INFORMATION SUPPLIED:
^^^^^^^^^^^^^^^^
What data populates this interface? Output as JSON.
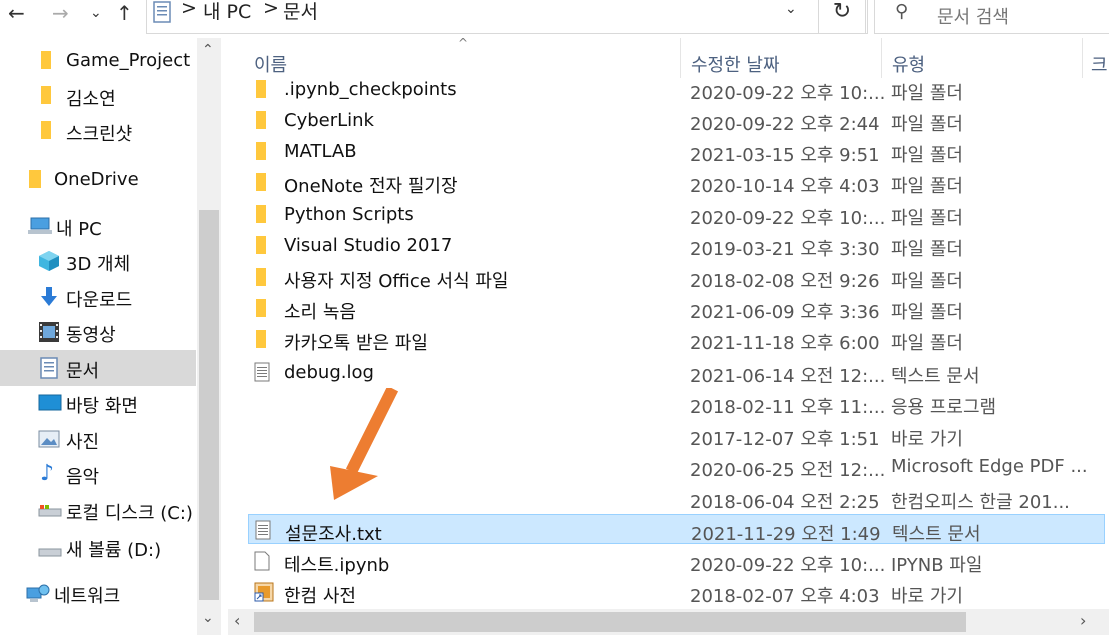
{
  "address": {
    "back": "←",
    "forward": "→",
    "recent": "⌄",
    "up": "↑",
    "crumbs": [
      "내 PC",
      "문서"
    ],
    "sep": ">",
    "dropdown": "⌄",
    "refresh": "↻",
    "search_placeholder": "문서 검색"
  },
  "sidebar": {
    "items": [
      {
        "label": "Game_Project",
        "icon": "folder-icon"
      },
      {
        "label": "김소연",
        "icon": "folder-icon"
      },
      {
        "label": "스크린샷",
        "icon": "folder-icon"
      },
      {
        "label": "OneDrive",
        "icon": "onedrive-folder-icon"
      },
      {
        "label": "내 PC",
        "icon": "pc-icon"
      },
      {
        "label": "3D 개체",
        "icon": "3d-objects-icon"
      },
      {
        "label": "다운로드",
        "icon": "download-icon"
      },
      {
        "label": "동영상",
        "icon": "video-icon"
      },
      {
        "label": "문서",
        "icon": "document-icon",
        "selected": true
      },
      {
        "label": "바탕 화면",
        "icon": "desktop-icon"
      },
      {
        "label": "사진",
        "icon": "picture-icon"
      },
      {
        "label": "음악",
        "icon": "music-icon"
      },
      {
        "label": "로컬 디스크 (C:)",
        "icon": "local-disk-icon"
      },
      {
        "label": "새 볼륨 (D:)",
        "icon": "drive-icon"
      },
      {
        "label": "네트워크",
        "icon": "network-icon"
      }
    ]
  },
  "columns": {
    "name": "이름",
    "date": "수정한 날짜",
    "type": "유형",
    "size": "크"
  },
  "files": [
    {
      "name": ".ipynb_checkpoints",
      "date": "2020-09-22 오후 10:...",
      "type": "파일 폴더",
      "icon": "folder-icon"
    },
    {
      "name": "CyberLink",
      "date": "2020-09-22 오후 2:44",
      "type": "파일 폴더",
      "icon": "folder-icon"
    },
    {
      "name": "MATLAB",
      "date": "2021-03-15 오후 9:51",
      "type": "파일 폴더",
      "icon": "folder-icon"
    },
    {
      "name": "OneNote 전자 필기장",
      "date": "2020-10-14 오후 4:03",
      "type": "파일 폴더",
      "icon": "folder-icon"
    },
    {
      "name": "Python Scripts",
      "date": "2020-09-22 오후 10:...",
      "type": "파일 폴더",
      "icon": "folder-icon"
    },
    {
      "name": "Visual Studio 2017",
      "date": "2019-03-21 오후 3:30",
      "type": "파일 폴더",
      "icon": "folder-icon"
    },
    {
      "name": "사용자 지정 Office 서식 파일",
      "date": "2018-02-08 오전 9:26",
      "type": "파일 폴더",
      "icon": "folder-icon"
    },
    {
      "name": "소리 녹음",
      "date": "2021-06-09 오후 3:36",
      "type": "파일 폴더",
      "icon": "folder-icon"
    },
    {
      "name": "카카오톡 받은 파일",
      "date": "2021-11-18 오후 6:00",
      "type": "파일 폴더",
      "icon": "folder-icon"
    },
    {
      "name": "debug.log",
      "date": "2021-06-14 오전 12:...",
      "type": "텍스트 문서",
      "icon": "text-file-icon"
    },
    {
      "name": "",
      "date": "2018-02-11 오후 11:...",
      "type": "응용 프로그램",
      "icon": ""
    },
    {
      "name": "",
      "date": "2017-12-07 오후 1:51",
      "type": "바로 가기",
      "icon": ""
    },
    {
      "name": "",
      "date": "2020-06-25 오전 12:...",
      "type": "Microsoft Edge PDF ...",
      "icon": ""
    },
    {
      "name": "",
      "date": "2018-06-04 오전 2:25",
      "type": "한컴오피스 한글 201...",
      "icon": ""
    },
    {
      "name": "설문조사.txt",
      "date": "2021-11-29 오전 1:49",
      "type": "텍스트 문서",
      "icon": "text-file-icon",
      "selected": true
    },
    {
      "name": "테스트.ipynb",
      "date": "2020-09-22 오후 10:...",
      "type": "IPYNB 파일",
      "icon": "blank-file-icon"
    },
    {
      "name": "한컴 사전",
      "date": "2018-02-07 오후 4:03",
      "type": "바로 가기",
      "icon": "shortcut-icon"
    }
  ],
  "colors": {
    "selection_bg": "#cce8ff",
    "selection_border": "#99d1ff",
    "nav_selected": "#d9d9d9",
    "folder": "#ffc83d",
    "annotation_arrow": "#ed7d31"
  }
}
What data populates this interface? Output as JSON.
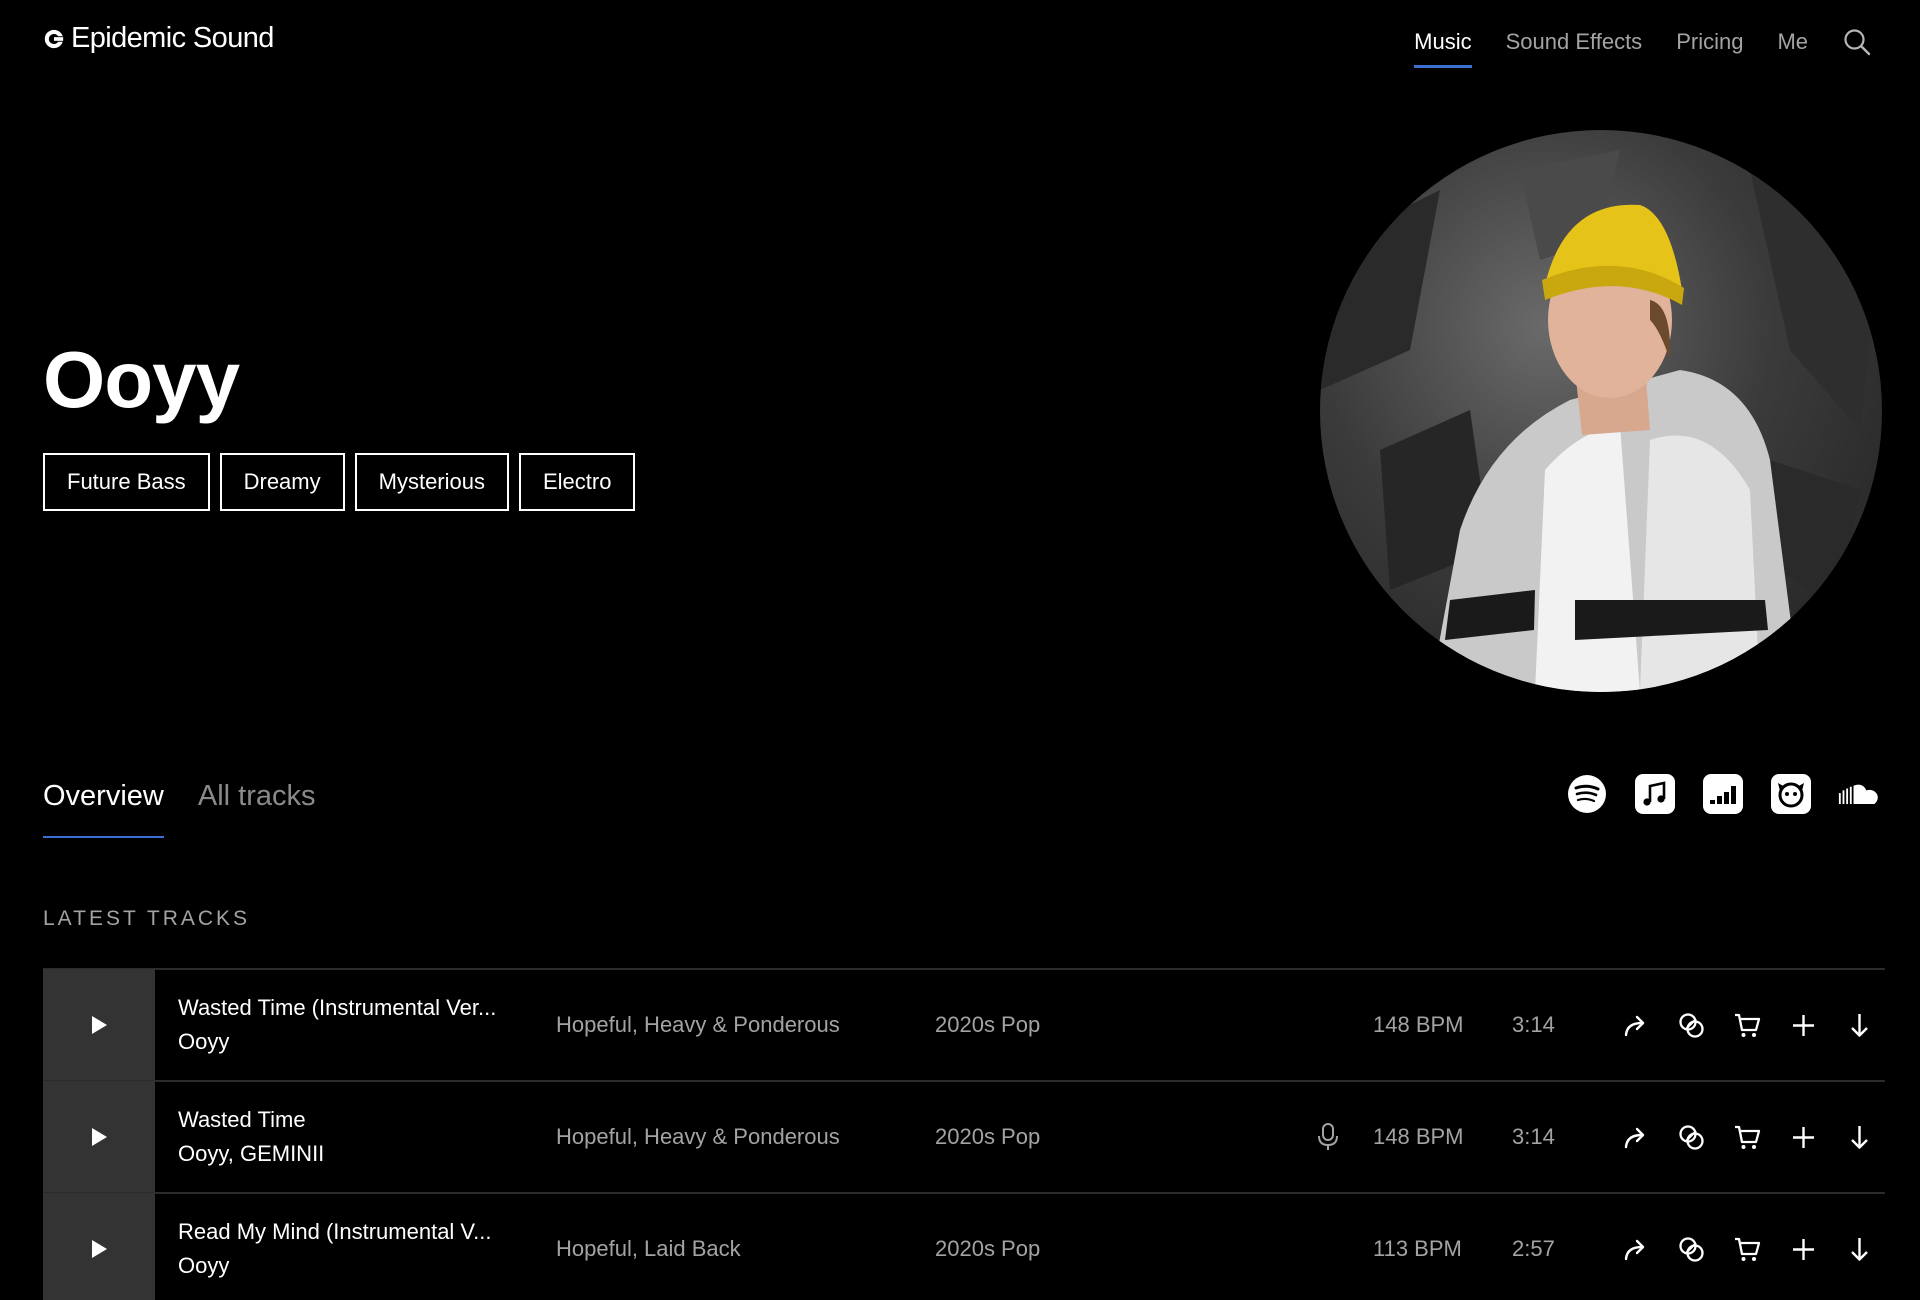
^^^^^^^^^^^^^^^^
WHAT NEEDS TO BE DONE: Look through the entries above and list every line containing "text".

TASK RESPONSE:
      "icon": "text-file-icon"
      "icon": "text-file-icon",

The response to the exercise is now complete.